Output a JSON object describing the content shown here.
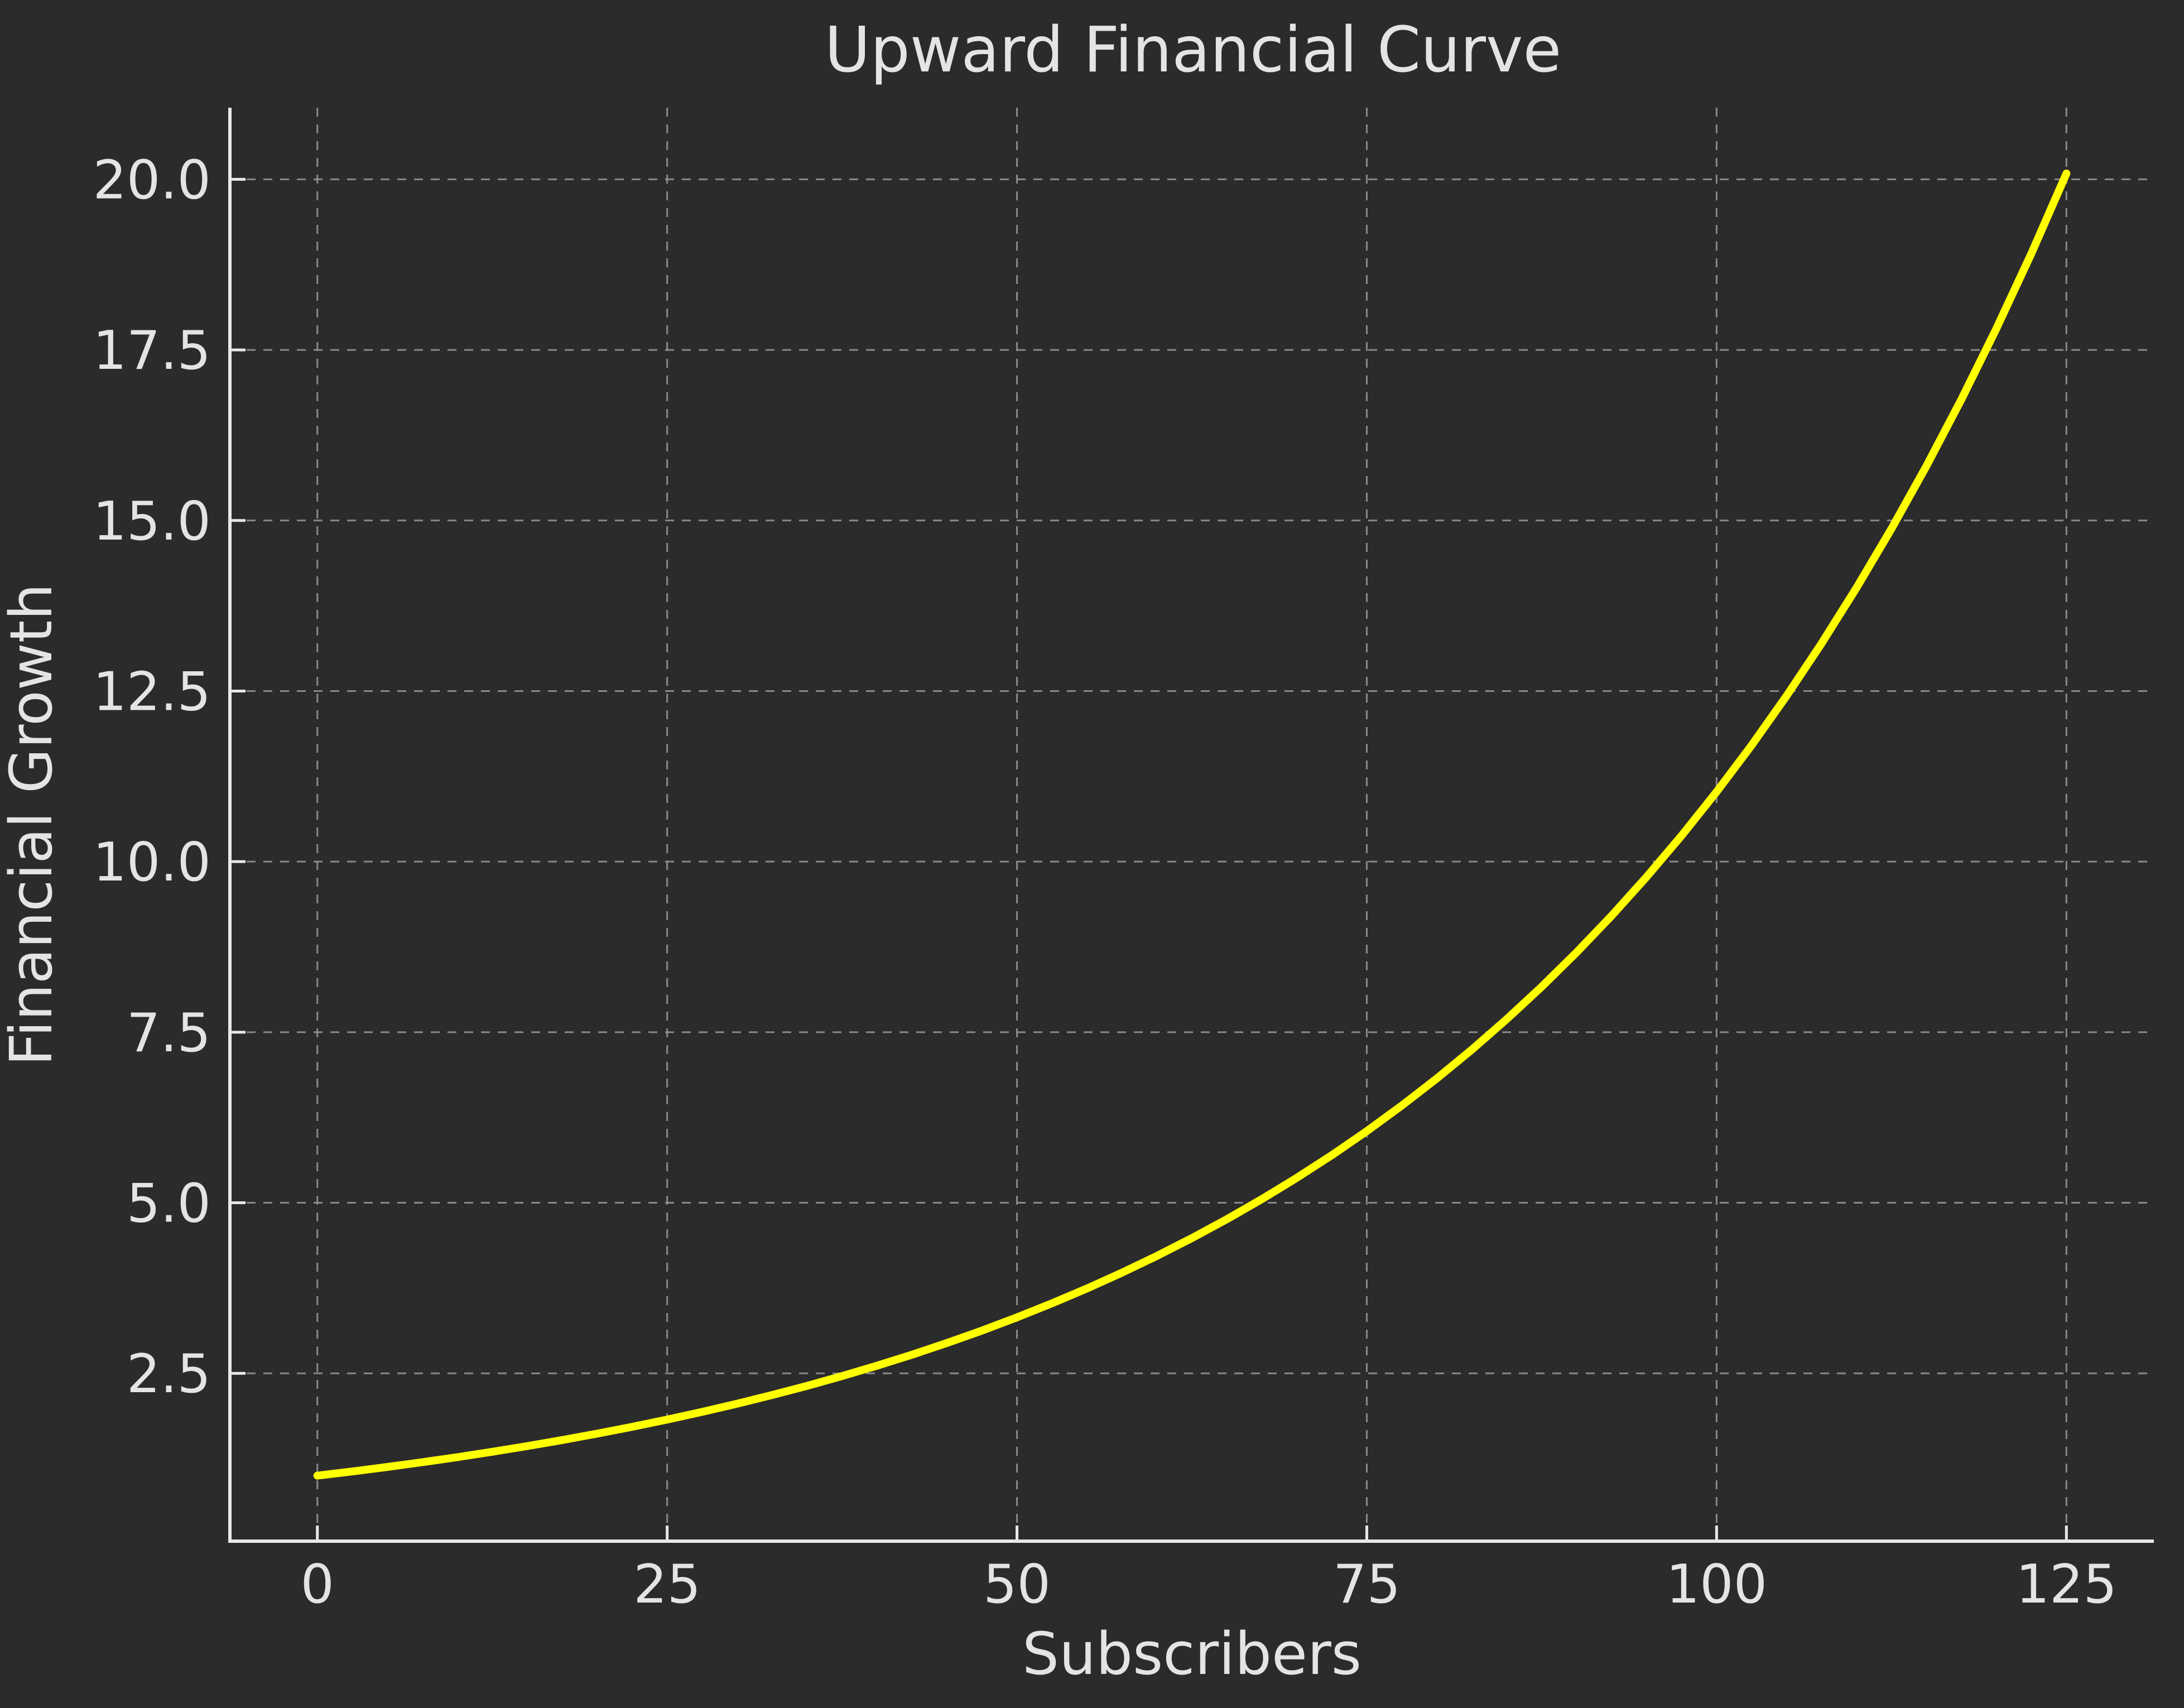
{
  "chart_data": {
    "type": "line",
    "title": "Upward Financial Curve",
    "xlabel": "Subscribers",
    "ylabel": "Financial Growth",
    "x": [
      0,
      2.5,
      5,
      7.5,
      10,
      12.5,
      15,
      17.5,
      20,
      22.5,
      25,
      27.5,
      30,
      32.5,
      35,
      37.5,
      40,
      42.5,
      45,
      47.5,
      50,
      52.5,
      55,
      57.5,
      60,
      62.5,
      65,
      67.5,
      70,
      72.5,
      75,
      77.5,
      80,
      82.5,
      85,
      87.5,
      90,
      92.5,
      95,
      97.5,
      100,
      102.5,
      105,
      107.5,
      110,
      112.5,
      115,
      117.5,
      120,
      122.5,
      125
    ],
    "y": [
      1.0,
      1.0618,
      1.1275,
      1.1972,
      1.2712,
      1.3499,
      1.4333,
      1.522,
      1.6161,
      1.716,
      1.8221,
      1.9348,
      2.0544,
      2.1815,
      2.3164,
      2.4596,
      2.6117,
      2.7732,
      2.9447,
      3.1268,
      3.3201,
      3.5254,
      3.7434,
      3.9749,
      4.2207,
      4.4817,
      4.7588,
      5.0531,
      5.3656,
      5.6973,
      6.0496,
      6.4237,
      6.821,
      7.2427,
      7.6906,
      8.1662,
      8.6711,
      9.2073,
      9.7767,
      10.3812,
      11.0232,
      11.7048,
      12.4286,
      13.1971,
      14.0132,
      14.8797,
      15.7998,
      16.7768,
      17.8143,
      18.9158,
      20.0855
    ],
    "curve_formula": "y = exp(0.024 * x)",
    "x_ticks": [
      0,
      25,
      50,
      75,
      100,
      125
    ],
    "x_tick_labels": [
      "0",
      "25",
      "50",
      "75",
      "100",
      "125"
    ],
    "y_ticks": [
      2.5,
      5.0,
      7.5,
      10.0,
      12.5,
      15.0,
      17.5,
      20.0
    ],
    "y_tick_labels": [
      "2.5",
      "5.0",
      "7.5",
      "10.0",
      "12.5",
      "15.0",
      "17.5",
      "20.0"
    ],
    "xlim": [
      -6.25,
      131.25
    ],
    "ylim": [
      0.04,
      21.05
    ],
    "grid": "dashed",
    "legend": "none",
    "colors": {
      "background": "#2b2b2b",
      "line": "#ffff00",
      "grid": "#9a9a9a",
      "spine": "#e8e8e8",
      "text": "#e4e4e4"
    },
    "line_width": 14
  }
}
---
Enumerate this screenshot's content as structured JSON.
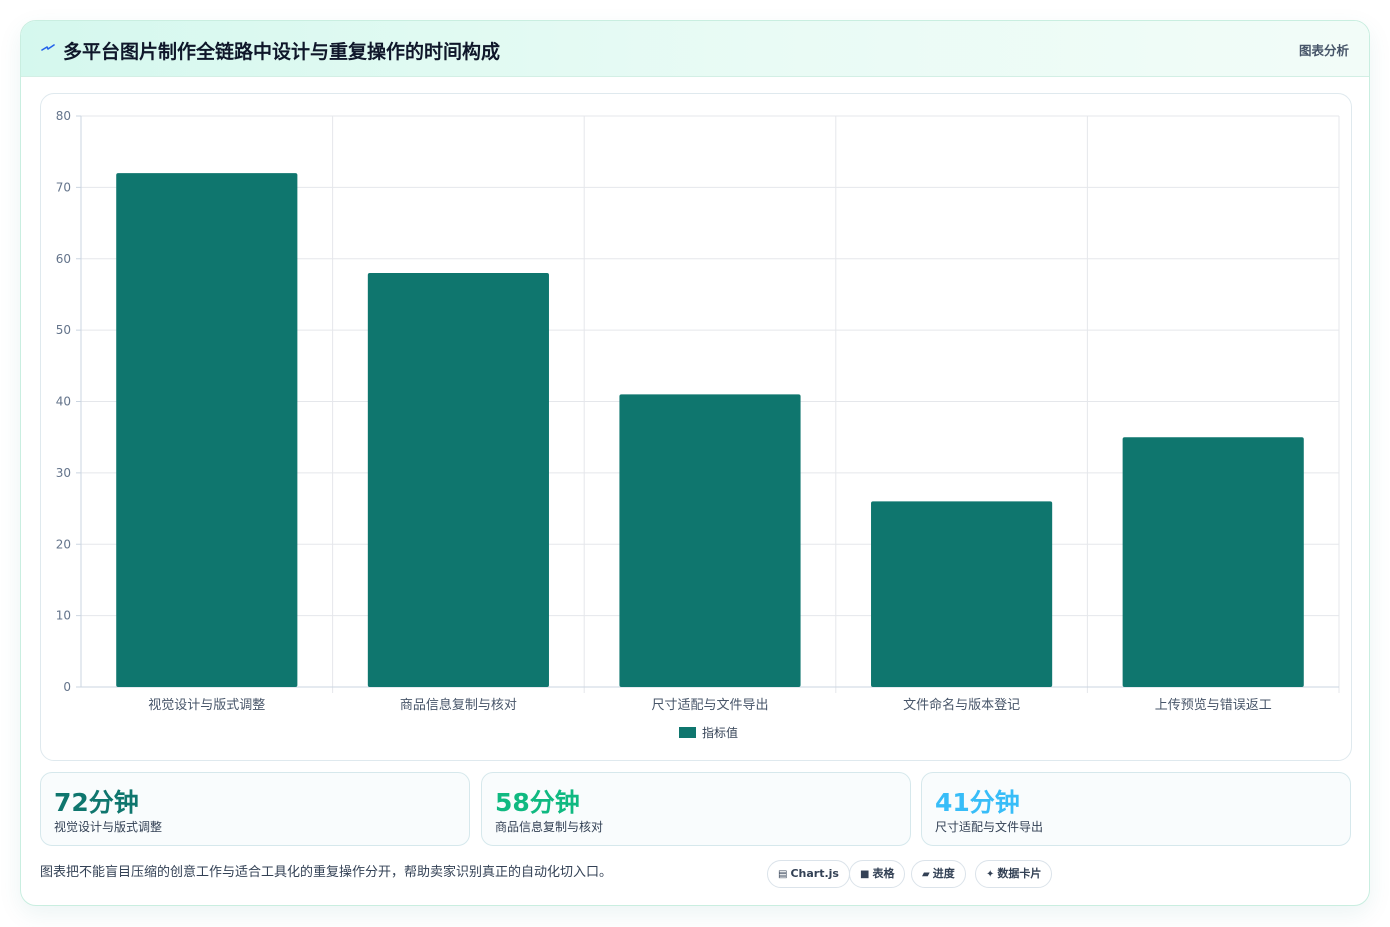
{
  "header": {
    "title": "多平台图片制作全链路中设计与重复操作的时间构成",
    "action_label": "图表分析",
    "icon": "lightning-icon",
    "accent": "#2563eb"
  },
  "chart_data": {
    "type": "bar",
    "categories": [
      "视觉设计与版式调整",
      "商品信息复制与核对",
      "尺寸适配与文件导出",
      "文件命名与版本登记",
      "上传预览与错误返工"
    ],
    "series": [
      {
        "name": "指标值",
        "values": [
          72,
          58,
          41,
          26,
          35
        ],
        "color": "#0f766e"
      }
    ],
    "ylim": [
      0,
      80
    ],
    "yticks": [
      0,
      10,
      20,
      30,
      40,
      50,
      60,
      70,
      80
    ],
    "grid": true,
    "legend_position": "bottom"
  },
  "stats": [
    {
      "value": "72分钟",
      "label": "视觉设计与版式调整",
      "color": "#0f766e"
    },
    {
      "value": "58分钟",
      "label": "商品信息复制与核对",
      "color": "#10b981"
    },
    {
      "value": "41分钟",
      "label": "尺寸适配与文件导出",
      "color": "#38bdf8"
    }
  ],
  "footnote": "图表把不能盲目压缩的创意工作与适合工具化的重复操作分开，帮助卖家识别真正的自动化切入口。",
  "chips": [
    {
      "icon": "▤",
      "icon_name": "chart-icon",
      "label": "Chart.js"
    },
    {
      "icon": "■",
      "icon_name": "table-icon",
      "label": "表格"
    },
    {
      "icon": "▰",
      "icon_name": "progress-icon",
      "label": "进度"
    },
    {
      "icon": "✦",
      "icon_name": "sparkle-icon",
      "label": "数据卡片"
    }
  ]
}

_Aim of the task_
Of the lines above, how many contain the string "JSON"? Only the number is required.

_Output for this exercise_
2